Material supplied:
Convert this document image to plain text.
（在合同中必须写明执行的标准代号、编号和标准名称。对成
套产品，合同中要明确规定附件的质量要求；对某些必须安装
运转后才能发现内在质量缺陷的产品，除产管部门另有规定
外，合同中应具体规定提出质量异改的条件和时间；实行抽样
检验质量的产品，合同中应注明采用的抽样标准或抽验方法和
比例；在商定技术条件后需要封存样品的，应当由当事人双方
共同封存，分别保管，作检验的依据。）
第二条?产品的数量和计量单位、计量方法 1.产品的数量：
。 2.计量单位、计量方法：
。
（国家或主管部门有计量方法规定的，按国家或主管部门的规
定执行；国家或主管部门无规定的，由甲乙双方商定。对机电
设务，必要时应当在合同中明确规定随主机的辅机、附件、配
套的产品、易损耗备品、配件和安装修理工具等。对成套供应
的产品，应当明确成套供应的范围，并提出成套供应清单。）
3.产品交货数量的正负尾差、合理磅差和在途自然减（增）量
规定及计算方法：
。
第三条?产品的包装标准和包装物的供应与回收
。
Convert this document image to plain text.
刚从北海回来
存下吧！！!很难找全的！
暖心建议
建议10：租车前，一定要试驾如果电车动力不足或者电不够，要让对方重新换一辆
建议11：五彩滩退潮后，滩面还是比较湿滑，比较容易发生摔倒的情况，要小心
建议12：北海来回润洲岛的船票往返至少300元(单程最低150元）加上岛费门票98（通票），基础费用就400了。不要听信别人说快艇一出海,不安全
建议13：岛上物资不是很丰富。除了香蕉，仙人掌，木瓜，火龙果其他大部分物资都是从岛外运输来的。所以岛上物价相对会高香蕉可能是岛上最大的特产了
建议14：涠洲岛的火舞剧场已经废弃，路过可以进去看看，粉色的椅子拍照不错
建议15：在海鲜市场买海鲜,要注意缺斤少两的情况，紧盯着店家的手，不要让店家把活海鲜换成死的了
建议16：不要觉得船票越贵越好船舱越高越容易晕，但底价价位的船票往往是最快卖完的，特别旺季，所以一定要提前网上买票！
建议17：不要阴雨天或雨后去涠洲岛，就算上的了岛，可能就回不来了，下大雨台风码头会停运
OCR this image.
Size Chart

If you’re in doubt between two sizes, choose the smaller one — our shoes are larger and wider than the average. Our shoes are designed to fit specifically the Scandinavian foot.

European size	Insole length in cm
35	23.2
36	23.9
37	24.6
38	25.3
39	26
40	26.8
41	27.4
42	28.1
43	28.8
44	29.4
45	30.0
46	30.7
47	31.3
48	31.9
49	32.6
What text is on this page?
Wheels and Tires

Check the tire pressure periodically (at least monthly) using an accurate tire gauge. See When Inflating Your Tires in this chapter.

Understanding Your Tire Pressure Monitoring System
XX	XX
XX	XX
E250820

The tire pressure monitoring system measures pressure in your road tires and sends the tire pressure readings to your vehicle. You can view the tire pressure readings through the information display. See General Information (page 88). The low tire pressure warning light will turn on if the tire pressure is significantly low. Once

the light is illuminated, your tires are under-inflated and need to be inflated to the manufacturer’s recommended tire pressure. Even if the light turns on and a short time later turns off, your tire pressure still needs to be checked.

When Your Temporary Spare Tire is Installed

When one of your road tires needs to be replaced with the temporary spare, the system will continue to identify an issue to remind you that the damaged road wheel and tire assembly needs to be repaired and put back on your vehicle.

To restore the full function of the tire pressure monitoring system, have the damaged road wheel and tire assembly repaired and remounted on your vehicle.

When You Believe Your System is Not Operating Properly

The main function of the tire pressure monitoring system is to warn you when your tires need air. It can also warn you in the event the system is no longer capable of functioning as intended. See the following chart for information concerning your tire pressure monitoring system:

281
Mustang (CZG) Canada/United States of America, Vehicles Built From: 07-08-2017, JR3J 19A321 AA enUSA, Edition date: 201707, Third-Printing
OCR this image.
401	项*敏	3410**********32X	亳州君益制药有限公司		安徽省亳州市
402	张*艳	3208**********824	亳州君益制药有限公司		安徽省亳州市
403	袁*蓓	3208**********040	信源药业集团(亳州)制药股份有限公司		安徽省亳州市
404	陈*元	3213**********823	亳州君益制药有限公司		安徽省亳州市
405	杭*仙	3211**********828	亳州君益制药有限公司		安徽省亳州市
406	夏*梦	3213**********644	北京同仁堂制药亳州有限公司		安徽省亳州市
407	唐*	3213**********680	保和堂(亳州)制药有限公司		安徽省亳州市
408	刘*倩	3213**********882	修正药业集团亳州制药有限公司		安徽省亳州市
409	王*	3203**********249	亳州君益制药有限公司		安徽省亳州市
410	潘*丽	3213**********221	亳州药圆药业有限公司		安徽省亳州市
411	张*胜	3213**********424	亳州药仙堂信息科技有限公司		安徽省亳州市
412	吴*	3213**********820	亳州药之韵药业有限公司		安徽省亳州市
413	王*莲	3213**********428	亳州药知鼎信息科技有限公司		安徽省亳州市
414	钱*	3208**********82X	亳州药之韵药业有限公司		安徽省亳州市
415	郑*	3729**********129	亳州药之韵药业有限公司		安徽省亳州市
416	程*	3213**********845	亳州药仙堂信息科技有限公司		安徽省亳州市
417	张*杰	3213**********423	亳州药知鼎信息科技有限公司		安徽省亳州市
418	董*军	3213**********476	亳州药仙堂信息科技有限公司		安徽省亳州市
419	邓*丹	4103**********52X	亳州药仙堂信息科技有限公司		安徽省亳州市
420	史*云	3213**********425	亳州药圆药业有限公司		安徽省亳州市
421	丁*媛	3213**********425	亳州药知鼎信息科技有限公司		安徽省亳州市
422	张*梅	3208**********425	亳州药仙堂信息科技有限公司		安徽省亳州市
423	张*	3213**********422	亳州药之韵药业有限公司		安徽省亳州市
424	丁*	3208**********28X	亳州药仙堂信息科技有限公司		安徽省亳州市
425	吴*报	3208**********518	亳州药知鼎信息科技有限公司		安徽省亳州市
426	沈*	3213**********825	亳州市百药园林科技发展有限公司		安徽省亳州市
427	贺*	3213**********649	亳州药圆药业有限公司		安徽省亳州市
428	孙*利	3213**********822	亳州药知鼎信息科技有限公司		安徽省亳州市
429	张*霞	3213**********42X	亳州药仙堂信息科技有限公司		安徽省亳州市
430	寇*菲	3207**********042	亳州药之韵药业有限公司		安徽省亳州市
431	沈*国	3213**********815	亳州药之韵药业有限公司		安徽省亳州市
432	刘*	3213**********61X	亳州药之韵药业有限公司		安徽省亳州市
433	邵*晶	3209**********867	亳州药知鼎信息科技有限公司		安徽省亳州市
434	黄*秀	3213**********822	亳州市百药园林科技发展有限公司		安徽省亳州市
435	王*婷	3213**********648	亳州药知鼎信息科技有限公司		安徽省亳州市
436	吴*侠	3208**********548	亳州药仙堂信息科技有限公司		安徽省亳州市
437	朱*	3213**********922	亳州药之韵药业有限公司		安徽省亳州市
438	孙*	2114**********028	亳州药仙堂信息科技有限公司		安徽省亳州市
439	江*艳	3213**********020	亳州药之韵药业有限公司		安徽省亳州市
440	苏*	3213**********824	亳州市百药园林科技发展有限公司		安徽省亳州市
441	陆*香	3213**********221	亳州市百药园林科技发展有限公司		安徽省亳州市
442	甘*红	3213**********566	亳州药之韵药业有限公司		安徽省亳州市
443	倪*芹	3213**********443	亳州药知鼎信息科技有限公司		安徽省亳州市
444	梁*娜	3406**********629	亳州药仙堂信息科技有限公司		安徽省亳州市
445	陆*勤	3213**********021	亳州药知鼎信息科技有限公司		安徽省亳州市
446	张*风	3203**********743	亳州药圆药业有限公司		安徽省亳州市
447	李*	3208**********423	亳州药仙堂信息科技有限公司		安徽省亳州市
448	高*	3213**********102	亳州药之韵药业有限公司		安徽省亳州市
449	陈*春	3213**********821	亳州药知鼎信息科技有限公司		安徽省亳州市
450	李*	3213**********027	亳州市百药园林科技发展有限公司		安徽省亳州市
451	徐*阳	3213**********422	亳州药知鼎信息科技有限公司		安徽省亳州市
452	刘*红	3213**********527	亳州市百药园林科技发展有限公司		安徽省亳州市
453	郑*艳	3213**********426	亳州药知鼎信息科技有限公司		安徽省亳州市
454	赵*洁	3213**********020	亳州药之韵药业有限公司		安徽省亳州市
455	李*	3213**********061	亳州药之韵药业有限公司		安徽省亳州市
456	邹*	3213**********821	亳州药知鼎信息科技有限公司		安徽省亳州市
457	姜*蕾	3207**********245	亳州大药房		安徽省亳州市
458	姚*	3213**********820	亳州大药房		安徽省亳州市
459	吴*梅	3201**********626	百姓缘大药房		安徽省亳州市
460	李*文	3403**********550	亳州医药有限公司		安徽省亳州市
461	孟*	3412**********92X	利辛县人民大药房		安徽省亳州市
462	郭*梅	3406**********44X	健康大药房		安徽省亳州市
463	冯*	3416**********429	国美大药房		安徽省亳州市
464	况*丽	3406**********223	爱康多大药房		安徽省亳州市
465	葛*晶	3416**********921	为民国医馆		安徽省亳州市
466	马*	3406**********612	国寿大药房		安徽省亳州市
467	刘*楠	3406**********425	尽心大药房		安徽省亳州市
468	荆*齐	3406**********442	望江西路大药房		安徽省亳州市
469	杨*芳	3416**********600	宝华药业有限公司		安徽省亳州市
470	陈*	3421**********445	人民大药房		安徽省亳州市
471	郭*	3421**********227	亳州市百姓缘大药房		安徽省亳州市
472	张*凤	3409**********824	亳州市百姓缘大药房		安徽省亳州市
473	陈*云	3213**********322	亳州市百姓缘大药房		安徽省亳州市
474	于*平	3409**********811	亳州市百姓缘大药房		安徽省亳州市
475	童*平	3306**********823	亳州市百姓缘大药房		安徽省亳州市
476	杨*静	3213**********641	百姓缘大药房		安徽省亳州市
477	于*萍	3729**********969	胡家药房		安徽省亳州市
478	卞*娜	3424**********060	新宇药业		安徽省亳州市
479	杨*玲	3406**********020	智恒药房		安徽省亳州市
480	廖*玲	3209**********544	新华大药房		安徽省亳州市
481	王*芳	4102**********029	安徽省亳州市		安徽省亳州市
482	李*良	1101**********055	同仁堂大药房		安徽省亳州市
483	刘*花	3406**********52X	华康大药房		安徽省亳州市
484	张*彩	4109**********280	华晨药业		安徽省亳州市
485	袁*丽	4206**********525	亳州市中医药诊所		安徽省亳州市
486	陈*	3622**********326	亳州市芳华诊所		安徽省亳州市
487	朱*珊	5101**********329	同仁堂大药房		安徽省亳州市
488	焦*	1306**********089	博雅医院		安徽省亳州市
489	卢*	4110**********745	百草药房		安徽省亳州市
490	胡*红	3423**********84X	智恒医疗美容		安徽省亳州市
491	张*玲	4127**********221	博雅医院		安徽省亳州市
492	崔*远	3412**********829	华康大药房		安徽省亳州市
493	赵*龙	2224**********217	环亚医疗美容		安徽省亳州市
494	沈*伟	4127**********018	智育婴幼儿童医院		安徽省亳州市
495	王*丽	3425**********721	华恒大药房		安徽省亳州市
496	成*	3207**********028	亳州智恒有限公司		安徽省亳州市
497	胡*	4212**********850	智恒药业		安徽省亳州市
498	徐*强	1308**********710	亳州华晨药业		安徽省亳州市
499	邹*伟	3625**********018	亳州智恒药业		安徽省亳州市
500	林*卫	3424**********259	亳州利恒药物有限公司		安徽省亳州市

What is being asked: Filter the records, keeping only lines that contain "华康大药房", and show those lines.

Output for this exercise:
483	刘*花	3406**********52X	华康大药房		安徽省亳州市
492	崔*远	3412**********829	华康大药房		安徽省亳州市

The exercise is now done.